Print each line exactly as it is given.

[Figure collection entries]
::::

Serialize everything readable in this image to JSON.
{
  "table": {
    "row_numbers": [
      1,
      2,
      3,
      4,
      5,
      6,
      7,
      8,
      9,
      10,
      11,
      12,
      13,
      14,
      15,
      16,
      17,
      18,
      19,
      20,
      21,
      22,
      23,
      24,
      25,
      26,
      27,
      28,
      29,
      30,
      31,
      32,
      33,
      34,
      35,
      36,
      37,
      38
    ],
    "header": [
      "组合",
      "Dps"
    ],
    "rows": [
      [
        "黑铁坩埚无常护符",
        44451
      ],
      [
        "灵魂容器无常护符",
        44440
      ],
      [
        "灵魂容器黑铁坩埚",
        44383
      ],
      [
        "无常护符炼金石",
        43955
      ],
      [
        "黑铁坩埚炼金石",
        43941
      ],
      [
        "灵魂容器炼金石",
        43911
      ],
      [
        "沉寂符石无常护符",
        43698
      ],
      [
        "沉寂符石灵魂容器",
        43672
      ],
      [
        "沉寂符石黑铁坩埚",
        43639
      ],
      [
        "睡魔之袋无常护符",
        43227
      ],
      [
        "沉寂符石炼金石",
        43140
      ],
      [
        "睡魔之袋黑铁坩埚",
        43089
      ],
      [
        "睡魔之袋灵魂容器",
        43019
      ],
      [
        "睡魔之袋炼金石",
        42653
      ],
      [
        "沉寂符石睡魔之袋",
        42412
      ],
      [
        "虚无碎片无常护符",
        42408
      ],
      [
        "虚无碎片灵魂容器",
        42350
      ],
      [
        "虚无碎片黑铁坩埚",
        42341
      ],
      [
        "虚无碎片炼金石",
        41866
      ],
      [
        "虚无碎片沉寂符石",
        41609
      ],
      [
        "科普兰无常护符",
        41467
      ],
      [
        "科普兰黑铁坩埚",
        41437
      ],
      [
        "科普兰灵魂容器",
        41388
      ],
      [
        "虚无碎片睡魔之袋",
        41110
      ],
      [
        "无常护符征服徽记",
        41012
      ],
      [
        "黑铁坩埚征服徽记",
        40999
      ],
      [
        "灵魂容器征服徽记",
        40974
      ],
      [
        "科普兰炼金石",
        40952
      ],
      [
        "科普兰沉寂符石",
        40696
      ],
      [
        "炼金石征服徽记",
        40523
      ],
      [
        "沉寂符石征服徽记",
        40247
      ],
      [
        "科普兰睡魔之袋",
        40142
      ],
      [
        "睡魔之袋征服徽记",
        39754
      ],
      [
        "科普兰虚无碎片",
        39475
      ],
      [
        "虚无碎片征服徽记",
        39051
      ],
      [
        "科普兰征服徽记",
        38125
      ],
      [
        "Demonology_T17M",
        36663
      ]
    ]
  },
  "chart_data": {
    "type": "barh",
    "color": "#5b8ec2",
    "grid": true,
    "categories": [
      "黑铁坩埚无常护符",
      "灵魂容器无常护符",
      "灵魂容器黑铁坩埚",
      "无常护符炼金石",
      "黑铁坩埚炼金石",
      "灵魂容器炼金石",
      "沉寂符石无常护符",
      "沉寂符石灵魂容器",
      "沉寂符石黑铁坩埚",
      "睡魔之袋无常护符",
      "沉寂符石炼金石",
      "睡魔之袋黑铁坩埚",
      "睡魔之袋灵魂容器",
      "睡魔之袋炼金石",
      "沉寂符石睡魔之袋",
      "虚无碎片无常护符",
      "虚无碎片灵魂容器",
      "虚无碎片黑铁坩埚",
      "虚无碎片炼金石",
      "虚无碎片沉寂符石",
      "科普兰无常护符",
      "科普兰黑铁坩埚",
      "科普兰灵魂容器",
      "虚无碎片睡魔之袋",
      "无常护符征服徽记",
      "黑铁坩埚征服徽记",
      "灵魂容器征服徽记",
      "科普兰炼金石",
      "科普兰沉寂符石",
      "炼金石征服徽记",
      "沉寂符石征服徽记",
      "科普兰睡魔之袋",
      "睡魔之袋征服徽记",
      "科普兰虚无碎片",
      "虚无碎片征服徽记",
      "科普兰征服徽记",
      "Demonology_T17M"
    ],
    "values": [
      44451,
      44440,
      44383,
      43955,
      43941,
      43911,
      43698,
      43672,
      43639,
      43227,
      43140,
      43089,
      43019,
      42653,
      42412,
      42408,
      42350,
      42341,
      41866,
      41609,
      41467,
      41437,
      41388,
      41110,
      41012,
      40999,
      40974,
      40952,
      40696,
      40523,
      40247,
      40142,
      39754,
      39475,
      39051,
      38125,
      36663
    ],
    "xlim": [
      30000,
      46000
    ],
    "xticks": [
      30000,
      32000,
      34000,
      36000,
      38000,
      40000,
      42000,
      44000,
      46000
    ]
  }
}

::::

*TASK ANSWER*
Serialize everything readable in this image to JSON.
{
  "table": {
    "row_numbers": [
      1,
      2,
      3,
      4,
      5,
      6,
      7,
      8,
      9,
      10,
      11,
      12,
      13,
      14,
      15,
      16,
      17,
      18,
      19,
      20,
      21,
      22,
      23,
      24,
      25,
      26,
      27,
      28,
      29,
      30,
      31,
      32,
      33,
      34,
      35,
      36,
      37,
      38
    ],
    "header": [
      "组合",
      "Dps"
    ],
    "rows": [
      [
        "黑铁坩埚无常护符",
        44451
      ],
      [
        "灵魂容器无常护符",
        44440
      ],
      [
        "灵魂容器黑铁坩埚",
        44383
      ],
      [
        "无常护符炼金石",
        43955
      ],
      [
        "黑铁坩埚炼金石",
        43941
      ],
      [
        "灵魂容器炼金石",
        43911
      ],
      [
        "沉寂符石无常护符",
        43698
      ],
      [
        "沉寂符石灵魂容器",
        43672
      ],
      [
        "沉寂符石黑铁坩埚",
        43639
      ],
      [
        "睡魔之袋无常护符",
        43227
      ],
      [
        "沉寂符石炼金石",
        43140
      ],
      [
        "睡魔之袋黑铁坩埚",
        43089
      ],
      [
        "睡魔之袋灵魂容器",
        43019
      ],
      [
        "睡魔之袋炼金石",
        42653
      ],
      [
        "沉寂符石睡魔之袋",
        42412
      ],
      [
        "虚无碎片无常护符",
        42408
      ],
      [
        "虚无碎片灵魂容器",
        42350
      ],
      [
        "虚无碎片黑铁坩埚",
        42341
      ],
      [
        "虚无碎片炼金石",
        41866
      ],
      [
        "虚无碎片沉寂符石",
        41609
      ],
      [
        "科普兰无常护符",
        41467
      ],
      [
        "科普兰黑铁坩埚",
        41437
      ],
      [
        "科普兰灵魂容器",
        41388
      ],
      [
        "虚无碎片睡魔之袋",
        41110
      ],
      [
        "无常护符征服徽记",
        41012
      ],
      [
        "黑铁坩埚征服徽记",
        40999
      ],
      [
        "灵魂容器征服徽记",
        40974
      ],
      [
        "科普兰炼金石",
        40952
      ],
      [
        "科普兰沉寂符石",
        40696
      ],
      [
        "炼金石征服徽记",
        40523
      ],
      [
        "沉寂符石征服徽记",
        40247
      ],
      [
        "科普兰睡魔之袋",
        40142
      ],
      [
        "睡魔之袋征服徽记",
        39754
      ],
      [
        "科普兰虚无碎片",
        39475
      ],
      [
        "虚无碎片征服徽记",
        39051
      ],
      [
        "科普兰征服徽记",
        38125
      ],
      [
        "Demonology_T17M",
        36663
      ]
    ]
  },
  "chart_data": {
    "type": "barh",
    "color": "#5b8ec2",
    "grid": true,
    "categories": [
      "黑铁坩埚无常护符",
      "灵魂容器无常护符",
      "灵魂容器黑铁坩埚",
      "无常护符炼金石",
      "黑铁坩埚炼金石",
      "灵魂容器炼金石",
      "沉寂符石无常护符",
      "沉寂符石灵魂容器",
      "沉寂符石黑铁坩埚",
      "睡魔之袋无常护符",
      "沉寂符石炼金石",
      "睡魔之袋黑铁坩埚",
      "睡魔之袋灵魂容器",
      "睡魔之袋炼金石",
      "沉寂符石睡魔之袋",
      "虚无碎片无常护符",
      "虚无碎片灵魂容器",
      "虚无碎片黑铁坩埚",
      "虚无碎片炼金石",
      "虚无碎片沉寂符石",
      "科普兰无常护符",
      "科普兰黑铁坩埚",
      "科普兰灵魂容器",
      "虚无碎片睡魔之袋",
      "无常护符征服徽记",
      "黑铁坩埚征服徽记",
      "灵魂容器征服徽记",
      "科普兰炼金石",
      "科普兰沉寂符石",
      "炼金石征服徽记",
      "沉寂符石征服徽记",
      "科普兰睡魔之袋",
      "睡魔之袋征服徽记",
      "科普兰虚无碎片",
      "虚无碎片征服徽记",
      "科普兰征服徽记",
      "Demonology_T17M"
    ],
    "values": [
      44451,
      44440,
      44383,
      43955,
      43941,
      43911,
      43698,
      43672,
      43639,
      43227,
      43140,
      43089,
      43019,
      42653,
      42412,
      42408,
      42350,
      42341,
      41866,
      41609,
      41467,
      41437,
      41388,
      41110,
      41012,
      40999,
      40974,
      40952,
      40696,
      40523,
      40247,
      40142,
      39754,
      39475,
      39051,
      38125,
      36663
    ],
    "xlim": [
      30000,
      46000
    ],
    "xticks": [
      30000,
      32000,
      34000,
      36000,
      38000,
      40000,
      42000,
      44000,
      46000
    ]
  }
}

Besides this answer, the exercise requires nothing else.